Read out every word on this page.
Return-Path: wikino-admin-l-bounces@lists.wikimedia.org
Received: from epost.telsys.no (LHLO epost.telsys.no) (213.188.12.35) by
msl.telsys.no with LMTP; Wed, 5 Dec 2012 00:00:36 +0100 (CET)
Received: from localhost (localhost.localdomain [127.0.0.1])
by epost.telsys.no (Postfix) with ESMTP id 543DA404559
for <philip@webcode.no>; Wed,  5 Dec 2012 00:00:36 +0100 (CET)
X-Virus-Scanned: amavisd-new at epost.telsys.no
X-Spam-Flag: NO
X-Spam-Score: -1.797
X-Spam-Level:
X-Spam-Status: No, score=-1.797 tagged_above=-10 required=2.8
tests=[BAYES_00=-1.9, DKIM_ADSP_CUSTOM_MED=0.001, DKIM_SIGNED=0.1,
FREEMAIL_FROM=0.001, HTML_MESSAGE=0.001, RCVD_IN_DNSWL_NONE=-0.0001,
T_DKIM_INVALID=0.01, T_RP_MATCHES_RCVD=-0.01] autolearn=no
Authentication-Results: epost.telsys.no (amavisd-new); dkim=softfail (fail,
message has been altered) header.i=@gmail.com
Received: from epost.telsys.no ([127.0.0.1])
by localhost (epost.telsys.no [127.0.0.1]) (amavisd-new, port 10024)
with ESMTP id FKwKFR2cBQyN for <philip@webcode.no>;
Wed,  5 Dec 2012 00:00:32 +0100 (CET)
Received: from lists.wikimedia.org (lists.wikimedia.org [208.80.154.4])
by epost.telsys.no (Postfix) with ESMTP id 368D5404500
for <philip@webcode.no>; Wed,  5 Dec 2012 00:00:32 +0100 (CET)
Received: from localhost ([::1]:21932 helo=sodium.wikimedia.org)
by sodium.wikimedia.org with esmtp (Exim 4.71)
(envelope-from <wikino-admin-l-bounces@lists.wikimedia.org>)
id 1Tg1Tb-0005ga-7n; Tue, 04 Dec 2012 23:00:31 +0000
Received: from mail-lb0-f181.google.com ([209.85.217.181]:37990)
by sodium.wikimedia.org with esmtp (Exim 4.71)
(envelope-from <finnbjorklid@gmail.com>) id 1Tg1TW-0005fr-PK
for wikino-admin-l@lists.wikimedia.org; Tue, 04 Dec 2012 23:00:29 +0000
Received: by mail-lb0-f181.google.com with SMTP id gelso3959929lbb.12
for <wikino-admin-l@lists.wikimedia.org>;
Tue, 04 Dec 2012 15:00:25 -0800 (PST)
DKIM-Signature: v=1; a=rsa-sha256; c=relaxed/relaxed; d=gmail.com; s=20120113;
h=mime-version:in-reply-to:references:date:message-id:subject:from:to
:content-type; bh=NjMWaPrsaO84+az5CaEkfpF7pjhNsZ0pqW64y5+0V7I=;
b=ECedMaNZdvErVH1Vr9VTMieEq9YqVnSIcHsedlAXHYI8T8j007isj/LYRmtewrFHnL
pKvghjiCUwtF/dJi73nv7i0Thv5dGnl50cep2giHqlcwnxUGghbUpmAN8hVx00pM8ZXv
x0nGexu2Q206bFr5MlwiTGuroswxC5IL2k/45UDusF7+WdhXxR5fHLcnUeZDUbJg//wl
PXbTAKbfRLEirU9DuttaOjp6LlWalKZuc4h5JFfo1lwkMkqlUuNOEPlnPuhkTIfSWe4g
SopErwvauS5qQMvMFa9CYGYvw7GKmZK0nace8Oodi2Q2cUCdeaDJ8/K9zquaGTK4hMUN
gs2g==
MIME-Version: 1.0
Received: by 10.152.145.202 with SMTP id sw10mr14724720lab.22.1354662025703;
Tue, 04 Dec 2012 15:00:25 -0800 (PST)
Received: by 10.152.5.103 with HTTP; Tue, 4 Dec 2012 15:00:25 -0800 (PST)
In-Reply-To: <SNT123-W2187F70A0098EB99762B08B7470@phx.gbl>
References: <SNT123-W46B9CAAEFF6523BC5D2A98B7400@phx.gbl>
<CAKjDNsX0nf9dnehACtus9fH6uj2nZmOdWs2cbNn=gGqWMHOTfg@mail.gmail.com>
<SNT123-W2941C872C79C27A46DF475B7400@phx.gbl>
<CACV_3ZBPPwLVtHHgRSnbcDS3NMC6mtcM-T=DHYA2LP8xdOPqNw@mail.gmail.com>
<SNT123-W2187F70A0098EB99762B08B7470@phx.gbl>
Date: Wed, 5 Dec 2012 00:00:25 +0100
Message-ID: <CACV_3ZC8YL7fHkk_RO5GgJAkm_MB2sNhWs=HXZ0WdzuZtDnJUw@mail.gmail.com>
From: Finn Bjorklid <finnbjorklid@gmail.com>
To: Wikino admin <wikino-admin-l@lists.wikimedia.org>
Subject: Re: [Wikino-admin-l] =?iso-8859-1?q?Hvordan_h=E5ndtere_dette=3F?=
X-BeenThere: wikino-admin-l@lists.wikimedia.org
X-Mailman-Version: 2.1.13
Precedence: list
··········
- **What is being asked**:
Copy every line in the data above that has the string "telsys" in it.

- **Answer for this exercise**:
Received: from epost.telsys.no (LHLO epost.telsys.no) (213.188.12.35) by
msl.telsys.no with LMTP; Wed, 5 Dec 2012 00:00:36 +0100 (CET)
by epost.telsys.no (Postfix) with ESMTP id 543DA404559
X-Virus-Scanned: amavisd-new at epost.telsys.no
Authentication-Results: epost.telsys.no (amavisd-new); dkim=softfail (fail,
Received: from epost.telsys.no ([127.0.0.1])
by localhost (epost.telsys.no [127.0.0.1]) (amavisd-new, port 10024)
by epost.telsys.no (Postfix) with ESMTP id 368D5404500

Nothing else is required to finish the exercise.